** Begin **

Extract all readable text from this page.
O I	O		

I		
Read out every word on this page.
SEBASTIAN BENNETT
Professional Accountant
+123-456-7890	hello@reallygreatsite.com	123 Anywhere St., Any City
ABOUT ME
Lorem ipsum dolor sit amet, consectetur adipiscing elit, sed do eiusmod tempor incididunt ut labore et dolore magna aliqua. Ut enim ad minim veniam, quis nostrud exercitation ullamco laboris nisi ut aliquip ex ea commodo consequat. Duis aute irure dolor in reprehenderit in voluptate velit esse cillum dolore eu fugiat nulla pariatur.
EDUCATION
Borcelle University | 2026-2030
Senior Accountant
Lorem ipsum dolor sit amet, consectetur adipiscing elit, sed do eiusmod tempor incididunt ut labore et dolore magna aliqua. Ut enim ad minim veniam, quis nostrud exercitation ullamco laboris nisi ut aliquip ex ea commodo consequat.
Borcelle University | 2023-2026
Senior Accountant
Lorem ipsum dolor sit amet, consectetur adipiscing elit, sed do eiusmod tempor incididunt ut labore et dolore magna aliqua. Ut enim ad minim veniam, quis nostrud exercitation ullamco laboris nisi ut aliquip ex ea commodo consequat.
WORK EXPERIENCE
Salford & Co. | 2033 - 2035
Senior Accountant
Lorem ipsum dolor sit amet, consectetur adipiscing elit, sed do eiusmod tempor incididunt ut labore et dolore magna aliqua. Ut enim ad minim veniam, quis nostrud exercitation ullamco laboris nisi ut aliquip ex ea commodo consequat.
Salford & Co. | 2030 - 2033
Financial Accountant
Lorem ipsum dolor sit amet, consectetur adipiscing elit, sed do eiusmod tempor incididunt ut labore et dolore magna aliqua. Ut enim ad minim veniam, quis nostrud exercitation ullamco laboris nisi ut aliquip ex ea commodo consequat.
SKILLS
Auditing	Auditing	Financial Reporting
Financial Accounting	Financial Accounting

** End **

Task goal: Copy each record from above without leaving any out.

Answer to the exercise:
Extract all readable text from this page.
O I	O		

I		
Read out every word on this page.
SEBASTIAN BENNETT
Professional Accountant
+123-456-7890	hello@reallygreatsite.com	123 Anywhere St., Any City
ABOUT ME
Lorem ipsum dolor sit amet, consectetur adipiscing elit, sed do eiusmod tempor incididunt ut labore et dolore magna aliqua. Ut enim ad minim veniam, quis nostrud exercitation ullamco laboris nisi ut aliquip ex ea commodo consequat. Duis aute irure dolor in reprehenderit in voluptate velit esse cillum dolore eu fugiat nulla pariatur.
EDUCATION
Borcelle University | 2026-2030
Senior Accountant
Lorem ipsum dolor sit amet, consectetur adipiscing elit, sed do eiusmod tempor incididunt ut labore et dolore magna aliqua. Ut enim ad minim veniam, quis nostrud exercitation ullamco laboris nisi ut aliquip ex ea commodo consequat.
Borcelle University | 2023-2026
Senior Accountant
Lorem ipsum dolor sit amet, consectetur adipiscing elit, sed do eiusmod tempor incididunt ut labore et dolore magna aliqua. Ut enim ad minim veniam, quis nostrud exercitation ullamco laboris nisi ut aliquip ex ea commodo consequat.
WORK EXPERIENCE
Salford & Co. | 2033 - 2035
Senior Accountant
Lorem ipsum dolor sit amet, consectetur adipiscing elit, sed do eiusmod tempor incididunt ut labore et dolore magna aliqua. Ut enim ad minim veniam, quis nostrud exercitation ullamco laboris nisi ut aliquip ex ea commodo consequat.
Salford & Co. | 2030 - 2033
Financial Accountant
Lorem ipsum dolor sit amet, consectetur adipiscing elit, sed do eiusmod tempor incididunt ut labore et dolore magna aliqua. Ut enim ad minim veniam, quis nostrud exercitation ullamco laboris nisi ut aliquip ex ea commodo consequat.
SKILLS
Auditing	Auditing	Financial Reporting
Financial Accounting	Financial Accounting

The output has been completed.